Given information —
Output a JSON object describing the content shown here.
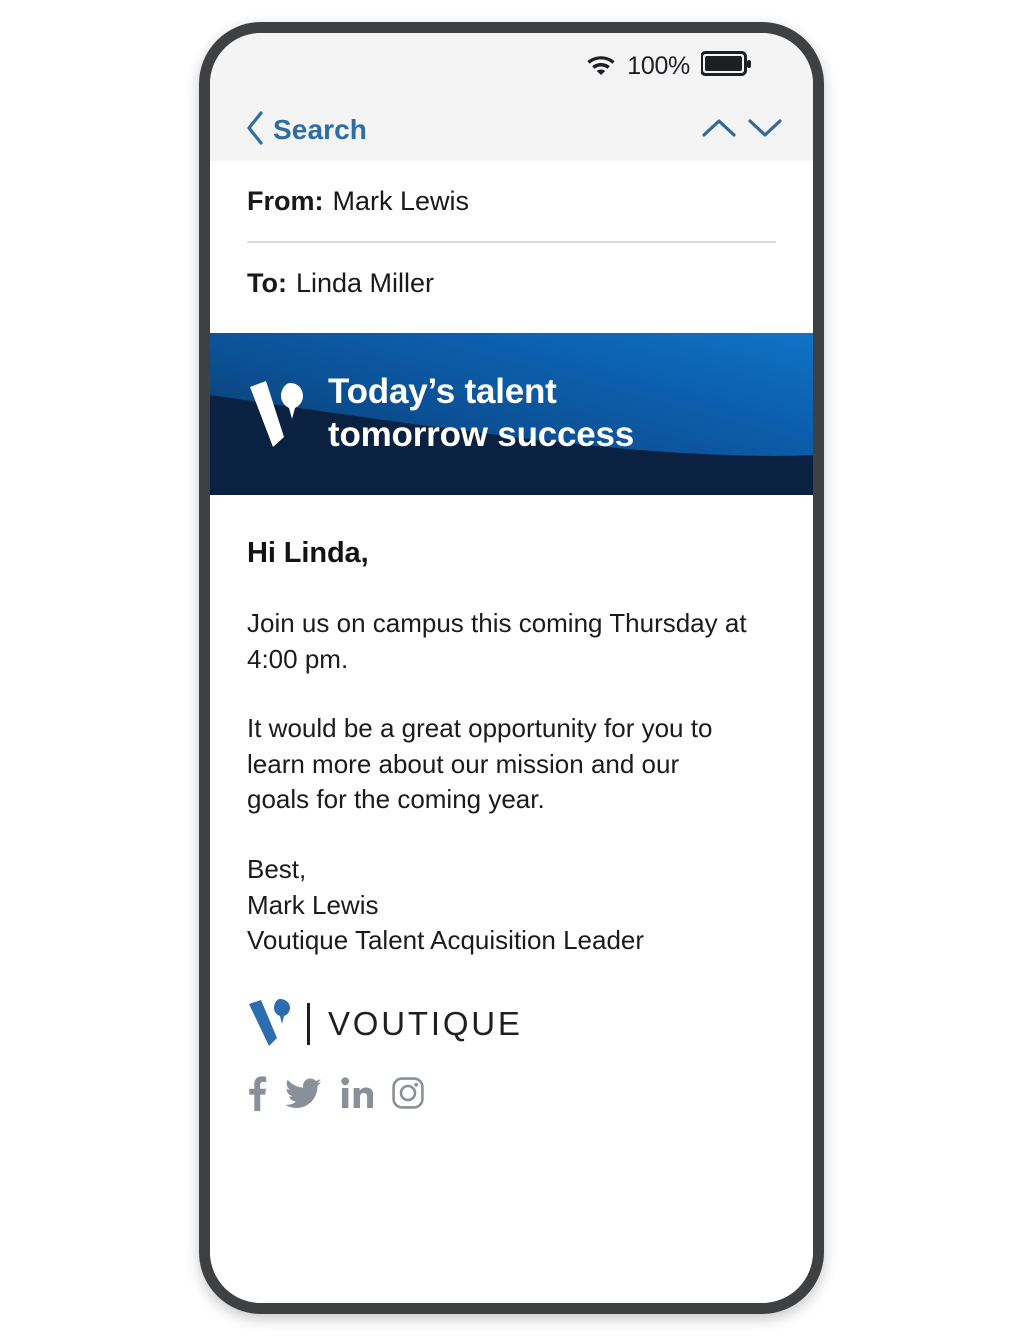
{
  "status_bar": {
    "wifi_icon": "wifi-icon",
    "battery_percent": "100%",
    "battery_icon": "battery-full-icon"
  },
  "nav_bar": {
    "back_icon": "chevron-left-icon",
    "back_label": "Search",
    "prev_icon": "chevron-up-icon",
    "next_icon": "chevron-down-icon"
  },
  "message_header": {
    "from_label": "From:",
    "from_value": "Mark Lewis",
    "to_label": "To:",
    "to_value": "Linda Miller"
  },
  "banner": {
    "logo_icon": "voutique-v-logo-icon",
    "tagline_line1": "Today’s talent",
    "tagline_line2": "tomorrow success",
    "color_light": "#0b5ca8",
    "color_dark": "#071f3d"
  },
  "body": {
    "greeting": "Hi Linda,",
    "paragraph1": "Join us on campus this coming Thursday at 4:00 pm.",
    "paragraph2": "It would be a great opportunity for you to learn more about our mission and our goals for the coming year.",
    "sign_off": "Best,",
    "sender_name": "Mark Lewis",
    "sender_title": "Voutique Talent Acquisition Leader"
  },
  "footer": {
    "brand_mark_icon": "voutique-v-logo-icon",
    "brand_name": "VOUTIQUE",
    "brand_color": "#2a6db0",
    "social": [
      {
        "name": "facebook-icon"
      },
      {
        "name": "twitter-icon"
      },
      {
        "name": "linkedin-icon"
      },
      {
        "name": "instagram-icon"
      }
    ]
  }
}
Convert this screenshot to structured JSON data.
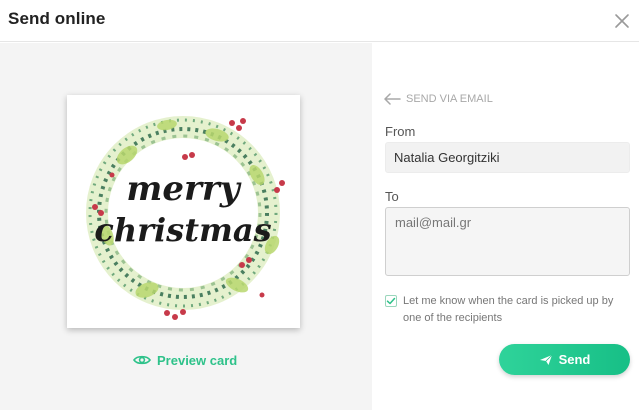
{
  "dialog": {
    "title": "Send online",
    "close_icon": "close-icon"
  },
  "preview": {
    "card_alt": "Merry Christmas watercolor wreath card",
    "card_text_line1": "merry",
    "card_text_line2": "christmas",
    "preview_label": "Preview card",
    "preview_icon": "eye-icon"
  },
  "form": {
    "back_label": "SEND VIA EMAIL",
    "back_icon": "arrow-left-icon",
    "from_label": "From",
    "from_value": "Natalia Georgitziki",
    "to_label": "To",
    "to_placeholder": "mail@mail.gr",
    "notify_checked": true,
    "notify_label": "Let me know when the card is picked up by one of the recipients",
    "send_label": "Send",
    "send_icon": "paper-plane-icon"
  },
  "colors": {
    "accent": "#2ec28a",
    "panel_bg": "#f4f4f4"
  }
}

Objective — Keep the pictures out and write out the records exactly.

Answer in full —
Output a JSON object describing the content shown here.
{
  "status_bar": {
    "wifi_icon": "wifi-icon",
    "battery_percent": "100%",
    "battery_icon": "battery-full-icon"
  },
  "nav_bar": {
    "back_icon": "chevron-left-icon",
    "back_label": "Search",
    "prev_icon": "chevron-up-icon",
    "next_icon": "chevron-down-icon"
  },
  "message_header": {
    "from_label": "From:",
    "from_value": "Mark Lewis",
    "to_label": "To:",
    "to_value": "Linda Miller"
  },
  "banner": {
    "logo_icon": "voutique-v-logo-icon",
    "tagline_line1": "Today’s talent",
    "tagline_line2": "tomorrow success",
    "color_light": "#0b5ca8",
    "color_dark": "#071f3d"
  },
  "body": {
    "greeting": "Hi Linda,",
    "paragraph1": "Join us on campus this coming Thursday at 4:00 pm.",
    "paragraph2": "It would be a great opportunity for you to learn more about our mission and our goals for the coming year.",
    "sign_off": "Best,",
    "sender_name": "Mark Lewis",
    "sender_title": "Voutique Talent Acquisition Leader"
  },
  "footer": {
    "brand_mark_icon": "voutique-v-logo-icon",
    "brand_name": "VOUTIQUE",
    "brand_color": "#2a6db0",
    "social": [
      {
        "name": "facebook-icon"
      },
      {
        "name": "twitter-icon"
      },
      {
        "name": "linkedin-icon"
      },
      {
        "name": "instagram-icon"
      }
    ]
  }
}
Convert this screenshot to structured JSON data.
{
  "dialog": {
    "title": "Send online",
    "close_icon": "close-icon"
  },
  "preview": {
    "card_alt": "Merry Christmas watercolor wreath card",
    "card_text_line1": "merry",
    "card_text_line2": "christmas",
    "preview_label": "Preview card",
    "preview_icon": "eye-icon"
  },
  "form": {
    "back_label": "SEND VIA EMAIL",
    "back_icon": "arrow-left-icon",
    "from_label": "From",
    "from_value": "Natalia Georgitziki",
    "to_label": "To",
    "to_placeholder": "mail@mail.gr",
    "notify_checked": true,
    "notify_label": "Let me know when the card is picked up by one of the recipients",
    "send_label": "Send",
    "send_icon": "paper-plane-icon"
  },
  "colors": {
    "accent": "#2ec28a",
    "panel_bg": "#f4f4f4"
  }
}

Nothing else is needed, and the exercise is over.